■ WRITTEN EXERCISE: Select every line containing the word "pada" from the material, and copy those lines.
*** ENTRIES SHOWN ***
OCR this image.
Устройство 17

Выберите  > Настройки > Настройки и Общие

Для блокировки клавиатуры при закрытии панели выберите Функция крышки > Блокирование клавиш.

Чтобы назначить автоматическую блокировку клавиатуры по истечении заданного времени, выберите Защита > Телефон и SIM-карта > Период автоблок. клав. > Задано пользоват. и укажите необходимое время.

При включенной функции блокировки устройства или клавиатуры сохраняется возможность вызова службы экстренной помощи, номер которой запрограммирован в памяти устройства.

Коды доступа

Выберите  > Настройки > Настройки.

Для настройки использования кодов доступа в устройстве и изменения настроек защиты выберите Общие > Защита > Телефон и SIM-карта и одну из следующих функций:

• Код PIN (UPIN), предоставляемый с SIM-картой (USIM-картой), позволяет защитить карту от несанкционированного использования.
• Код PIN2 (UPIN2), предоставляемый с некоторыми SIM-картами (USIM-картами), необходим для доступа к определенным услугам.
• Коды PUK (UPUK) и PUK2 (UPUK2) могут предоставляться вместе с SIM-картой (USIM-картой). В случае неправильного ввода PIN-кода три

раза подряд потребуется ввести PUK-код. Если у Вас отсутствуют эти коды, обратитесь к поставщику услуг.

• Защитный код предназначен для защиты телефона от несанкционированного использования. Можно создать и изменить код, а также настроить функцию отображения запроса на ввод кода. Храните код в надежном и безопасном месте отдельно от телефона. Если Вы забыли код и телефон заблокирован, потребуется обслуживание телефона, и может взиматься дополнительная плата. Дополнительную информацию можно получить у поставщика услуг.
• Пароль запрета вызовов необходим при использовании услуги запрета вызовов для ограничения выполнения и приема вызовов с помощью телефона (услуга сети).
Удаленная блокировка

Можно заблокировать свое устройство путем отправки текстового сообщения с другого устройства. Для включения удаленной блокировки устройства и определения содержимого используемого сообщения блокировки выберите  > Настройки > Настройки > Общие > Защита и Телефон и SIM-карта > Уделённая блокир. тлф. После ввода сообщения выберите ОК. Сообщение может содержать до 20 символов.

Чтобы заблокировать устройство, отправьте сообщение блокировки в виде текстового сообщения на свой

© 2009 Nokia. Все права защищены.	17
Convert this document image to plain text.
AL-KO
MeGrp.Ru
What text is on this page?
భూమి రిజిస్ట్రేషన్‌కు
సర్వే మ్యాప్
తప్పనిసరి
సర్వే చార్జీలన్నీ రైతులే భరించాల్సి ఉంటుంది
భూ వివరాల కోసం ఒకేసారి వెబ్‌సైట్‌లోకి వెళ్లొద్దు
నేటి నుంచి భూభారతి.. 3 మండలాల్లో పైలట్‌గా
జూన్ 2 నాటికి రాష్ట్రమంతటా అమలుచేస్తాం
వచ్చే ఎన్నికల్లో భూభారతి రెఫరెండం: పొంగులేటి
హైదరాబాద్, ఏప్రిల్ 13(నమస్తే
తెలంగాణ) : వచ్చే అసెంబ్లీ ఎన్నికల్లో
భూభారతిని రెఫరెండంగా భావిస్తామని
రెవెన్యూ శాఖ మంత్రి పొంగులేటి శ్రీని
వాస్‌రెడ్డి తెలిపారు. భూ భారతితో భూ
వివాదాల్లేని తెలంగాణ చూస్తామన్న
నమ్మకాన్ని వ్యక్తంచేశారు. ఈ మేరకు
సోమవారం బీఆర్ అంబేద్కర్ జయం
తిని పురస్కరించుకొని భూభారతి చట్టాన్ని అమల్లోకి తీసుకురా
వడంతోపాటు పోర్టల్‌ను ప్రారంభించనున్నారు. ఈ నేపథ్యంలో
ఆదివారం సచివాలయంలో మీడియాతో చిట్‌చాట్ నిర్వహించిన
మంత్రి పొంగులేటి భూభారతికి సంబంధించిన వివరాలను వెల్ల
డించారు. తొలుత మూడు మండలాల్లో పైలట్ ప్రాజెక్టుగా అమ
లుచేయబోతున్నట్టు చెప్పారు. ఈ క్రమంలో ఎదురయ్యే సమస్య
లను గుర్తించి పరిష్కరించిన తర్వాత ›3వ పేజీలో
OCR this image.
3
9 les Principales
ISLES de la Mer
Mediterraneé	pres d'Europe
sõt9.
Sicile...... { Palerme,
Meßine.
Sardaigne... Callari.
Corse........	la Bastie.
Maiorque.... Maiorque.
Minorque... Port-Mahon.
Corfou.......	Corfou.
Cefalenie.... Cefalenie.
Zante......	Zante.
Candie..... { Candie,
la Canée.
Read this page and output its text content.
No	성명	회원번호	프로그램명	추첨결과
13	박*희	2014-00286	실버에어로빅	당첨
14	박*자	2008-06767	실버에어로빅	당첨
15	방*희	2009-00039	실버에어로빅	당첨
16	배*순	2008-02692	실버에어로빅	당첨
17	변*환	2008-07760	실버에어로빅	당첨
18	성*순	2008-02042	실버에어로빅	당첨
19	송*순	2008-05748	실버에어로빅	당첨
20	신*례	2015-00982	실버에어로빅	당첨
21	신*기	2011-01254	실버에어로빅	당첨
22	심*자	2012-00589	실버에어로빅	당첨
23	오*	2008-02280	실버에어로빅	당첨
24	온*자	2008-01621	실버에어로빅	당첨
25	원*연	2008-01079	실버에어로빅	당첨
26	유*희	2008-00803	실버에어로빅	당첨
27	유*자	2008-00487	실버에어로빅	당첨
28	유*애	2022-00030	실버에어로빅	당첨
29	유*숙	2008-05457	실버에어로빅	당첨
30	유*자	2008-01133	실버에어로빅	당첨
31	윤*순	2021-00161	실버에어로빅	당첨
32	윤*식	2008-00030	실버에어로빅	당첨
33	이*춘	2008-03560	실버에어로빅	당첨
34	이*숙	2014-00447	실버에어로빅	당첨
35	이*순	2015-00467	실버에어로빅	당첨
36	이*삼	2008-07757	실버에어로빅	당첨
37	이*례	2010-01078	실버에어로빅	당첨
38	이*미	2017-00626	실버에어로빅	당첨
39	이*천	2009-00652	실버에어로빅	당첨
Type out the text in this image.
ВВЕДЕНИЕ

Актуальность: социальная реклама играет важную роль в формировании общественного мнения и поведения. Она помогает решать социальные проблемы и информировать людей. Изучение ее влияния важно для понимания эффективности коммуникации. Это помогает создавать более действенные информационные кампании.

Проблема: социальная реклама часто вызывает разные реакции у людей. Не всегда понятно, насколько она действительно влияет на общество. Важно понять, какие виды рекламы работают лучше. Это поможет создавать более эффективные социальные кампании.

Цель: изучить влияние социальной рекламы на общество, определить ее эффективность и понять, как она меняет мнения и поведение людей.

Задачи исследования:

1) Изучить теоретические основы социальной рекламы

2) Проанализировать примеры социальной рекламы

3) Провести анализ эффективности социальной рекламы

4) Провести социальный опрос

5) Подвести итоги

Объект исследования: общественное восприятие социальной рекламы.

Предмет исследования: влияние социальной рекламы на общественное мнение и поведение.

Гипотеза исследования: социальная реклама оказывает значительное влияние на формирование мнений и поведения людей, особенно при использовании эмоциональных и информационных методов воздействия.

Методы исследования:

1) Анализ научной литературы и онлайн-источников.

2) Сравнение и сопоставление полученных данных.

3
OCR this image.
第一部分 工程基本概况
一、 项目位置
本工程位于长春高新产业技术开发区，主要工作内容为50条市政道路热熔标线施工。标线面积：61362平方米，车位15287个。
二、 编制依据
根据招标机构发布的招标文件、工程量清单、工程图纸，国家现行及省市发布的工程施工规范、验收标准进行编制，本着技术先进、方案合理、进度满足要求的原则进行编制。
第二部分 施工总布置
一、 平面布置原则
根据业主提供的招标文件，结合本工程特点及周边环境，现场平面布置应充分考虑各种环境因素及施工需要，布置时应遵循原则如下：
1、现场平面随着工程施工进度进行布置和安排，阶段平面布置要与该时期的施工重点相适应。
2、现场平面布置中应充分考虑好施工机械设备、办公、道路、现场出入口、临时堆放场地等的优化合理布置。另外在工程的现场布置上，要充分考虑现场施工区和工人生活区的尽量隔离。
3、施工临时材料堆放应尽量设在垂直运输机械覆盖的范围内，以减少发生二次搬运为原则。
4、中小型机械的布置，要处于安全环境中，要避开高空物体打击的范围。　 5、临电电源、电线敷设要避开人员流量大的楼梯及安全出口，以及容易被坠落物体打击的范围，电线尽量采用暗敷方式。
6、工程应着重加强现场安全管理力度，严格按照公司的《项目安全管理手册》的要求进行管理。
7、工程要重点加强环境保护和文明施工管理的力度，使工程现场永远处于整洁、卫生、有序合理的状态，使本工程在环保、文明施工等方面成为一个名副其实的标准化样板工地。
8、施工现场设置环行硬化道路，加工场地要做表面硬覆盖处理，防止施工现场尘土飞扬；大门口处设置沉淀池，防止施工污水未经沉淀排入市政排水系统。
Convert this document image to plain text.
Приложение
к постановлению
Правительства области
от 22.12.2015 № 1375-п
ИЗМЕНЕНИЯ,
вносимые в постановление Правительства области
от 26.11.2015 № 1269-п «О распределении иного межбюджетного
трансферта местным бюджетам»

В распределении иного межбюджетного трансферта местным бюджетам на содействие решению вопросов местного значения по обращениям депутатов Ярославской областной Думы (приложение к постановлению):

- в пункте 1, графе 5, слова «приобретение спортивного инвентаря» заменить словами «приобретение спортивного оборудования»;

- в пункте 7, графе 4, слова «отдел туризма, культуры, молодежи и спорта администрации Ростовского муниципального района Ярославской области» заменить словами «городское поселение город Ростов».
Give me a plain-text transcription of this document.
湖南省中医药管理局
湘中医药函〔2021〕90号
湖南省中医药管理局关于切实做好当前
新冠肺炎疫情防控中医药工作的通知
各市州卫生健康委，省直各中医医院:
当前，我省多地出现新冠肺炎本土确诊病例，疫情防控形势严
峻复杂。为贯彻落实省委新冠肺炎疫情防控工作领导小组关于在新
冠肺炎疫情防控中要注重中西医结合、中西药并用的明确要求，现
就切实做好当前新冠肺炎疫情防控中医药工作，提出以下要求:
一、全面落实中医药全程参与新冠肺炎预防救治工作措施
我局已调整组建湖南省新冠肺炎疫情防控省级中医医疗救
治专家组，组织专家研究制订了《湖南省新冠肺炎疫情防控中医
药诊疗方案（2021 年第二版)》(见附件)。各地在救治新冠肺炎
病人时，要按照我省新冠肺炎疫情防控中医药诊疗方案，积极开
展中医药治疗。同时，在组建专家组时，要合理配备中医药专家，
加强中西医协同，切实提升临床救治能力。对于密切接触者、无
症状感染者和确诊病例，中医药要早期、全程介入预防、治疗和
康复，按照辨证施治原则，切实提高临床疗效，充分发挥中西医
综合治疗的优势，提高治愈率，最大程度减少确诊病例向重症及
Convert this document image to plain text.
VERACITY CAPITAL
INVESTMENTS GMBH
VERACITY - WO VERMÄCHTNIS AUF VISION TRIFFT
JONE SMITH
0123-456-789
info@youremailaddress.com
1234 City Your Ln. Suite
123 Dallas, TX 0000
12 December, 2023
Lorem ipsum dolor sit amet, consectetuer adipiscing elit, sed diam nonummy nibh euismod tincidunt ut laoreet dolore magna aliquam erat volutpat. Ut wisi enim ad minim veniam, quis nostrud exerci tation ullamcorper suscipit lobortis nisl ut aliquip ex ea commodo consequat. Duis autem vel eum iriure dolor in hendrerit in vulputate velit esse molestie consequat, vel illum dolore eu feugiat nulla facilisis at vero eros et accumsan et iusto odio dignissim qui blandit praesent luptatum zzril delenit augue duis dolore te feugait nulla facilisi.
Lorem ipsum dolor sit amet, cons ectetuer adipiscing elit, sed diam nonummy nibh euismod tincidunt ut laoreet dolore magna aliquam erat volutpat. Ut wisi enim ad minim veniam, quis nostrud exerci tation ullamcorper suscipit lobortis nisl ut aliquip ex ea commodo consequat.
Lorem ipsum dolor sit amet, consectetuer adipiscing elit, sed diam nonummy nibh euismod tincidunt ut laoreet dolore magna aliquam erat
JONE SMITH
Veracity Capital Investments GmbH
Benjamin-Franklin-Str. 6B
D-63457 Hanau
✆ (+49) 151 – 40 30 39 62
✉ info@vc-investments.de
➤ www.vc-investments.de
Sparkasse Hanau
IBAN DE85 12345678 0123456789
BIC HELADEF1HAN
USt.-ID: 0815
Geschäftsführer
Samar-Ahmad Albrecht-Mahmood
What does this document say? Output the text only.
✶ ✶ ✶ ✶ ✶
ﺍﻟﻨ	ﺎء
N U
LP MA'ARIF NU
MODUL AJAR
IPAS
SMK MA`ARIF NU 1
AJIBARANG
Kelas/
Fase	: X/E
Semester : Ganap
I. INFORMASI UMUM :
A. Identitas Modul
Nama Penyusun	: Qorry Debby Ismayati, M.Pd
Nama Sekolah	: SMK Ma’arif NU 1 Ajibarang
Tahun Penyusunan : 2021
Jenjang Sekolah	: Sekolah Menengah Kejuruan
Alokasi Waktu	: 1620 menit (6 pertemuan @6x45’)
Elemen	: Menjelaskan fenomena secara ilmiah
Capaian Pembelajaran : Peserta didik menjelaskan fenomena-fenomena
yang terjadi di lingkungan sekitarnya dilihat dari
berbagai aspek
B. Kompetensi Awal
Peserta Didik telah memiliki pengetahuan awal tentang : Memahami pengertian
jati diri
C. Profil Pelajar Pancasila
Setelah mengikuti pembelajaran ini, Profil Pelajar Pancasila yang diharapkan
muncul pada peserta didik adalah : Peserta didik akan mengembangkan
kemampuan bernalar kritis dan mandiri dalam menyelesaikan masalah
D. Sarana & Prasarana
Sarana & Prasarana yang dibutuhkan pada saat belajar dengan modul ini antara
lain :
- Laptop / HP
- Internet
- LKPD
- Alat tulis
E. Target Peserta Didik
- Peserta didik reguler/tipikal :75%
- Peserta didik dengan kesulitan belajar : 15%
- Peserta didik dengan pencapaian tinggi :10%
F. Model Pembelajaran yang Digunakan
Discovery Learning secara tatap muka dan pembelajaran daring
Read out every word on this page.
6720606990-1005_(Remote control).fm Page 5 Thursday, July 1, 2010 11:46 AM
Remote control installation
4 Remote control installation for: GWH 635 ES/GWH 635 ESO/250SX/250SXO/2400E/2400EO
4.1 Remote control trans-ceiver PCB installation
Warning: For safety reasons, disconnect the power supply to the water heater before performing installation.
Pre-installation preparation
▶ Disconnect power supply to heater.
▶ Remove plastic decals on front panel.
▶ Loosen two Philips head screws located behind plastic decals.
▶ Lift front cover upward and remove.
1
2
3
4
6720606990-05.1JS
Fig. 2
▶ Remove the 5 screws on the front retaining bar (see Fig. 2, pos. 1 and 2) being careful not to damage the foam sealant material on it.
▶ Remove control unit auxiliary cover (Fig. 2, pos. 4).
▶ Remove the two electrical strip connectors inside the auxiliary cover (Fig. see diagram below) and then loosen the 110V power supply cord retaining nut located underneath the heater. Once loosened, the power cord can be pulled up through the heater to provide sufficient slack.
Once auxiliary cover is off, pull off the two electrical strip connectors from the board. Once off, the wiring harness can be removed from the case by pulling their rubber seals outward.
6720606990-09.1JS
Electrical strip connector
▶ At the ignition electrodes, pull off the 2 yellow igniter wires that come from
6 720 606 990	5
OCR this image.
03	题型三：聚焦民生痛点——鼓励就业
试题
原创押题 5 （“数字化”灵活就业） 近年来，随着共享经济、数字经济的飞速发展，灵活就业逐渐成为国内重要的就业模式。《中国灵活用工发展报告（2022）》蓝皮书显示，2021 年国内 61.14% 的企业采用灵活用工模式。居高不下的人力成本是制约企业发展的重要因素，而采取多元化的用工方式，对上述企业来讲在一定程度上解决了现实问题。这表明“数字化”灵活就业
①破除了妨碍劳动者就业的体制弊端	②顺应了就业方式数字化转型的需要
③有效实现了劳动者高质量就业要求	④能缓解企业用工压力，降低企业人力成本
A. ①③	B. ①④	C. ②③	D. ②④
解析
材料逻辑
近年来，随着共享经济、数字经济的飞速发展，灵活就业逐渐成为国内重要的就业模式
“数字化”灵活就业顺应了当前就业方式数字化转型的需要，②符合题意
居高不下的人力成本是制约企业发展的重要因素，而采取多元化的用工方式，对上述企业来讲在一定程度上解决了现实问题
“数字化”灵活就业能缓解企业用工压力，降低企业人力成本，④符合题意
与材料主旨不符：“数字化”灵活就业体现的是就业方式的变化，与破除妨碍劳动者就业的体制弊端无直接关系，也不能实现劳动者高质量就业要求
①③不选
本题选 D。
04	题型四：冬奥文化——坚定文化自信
***
■ SOLUTION:
muncul pada peserta didik adalah : Peserta didik akan mengembangkan
Sarana & Prasarana yang dibutuhkan pada saat belajar dengan modul ini antara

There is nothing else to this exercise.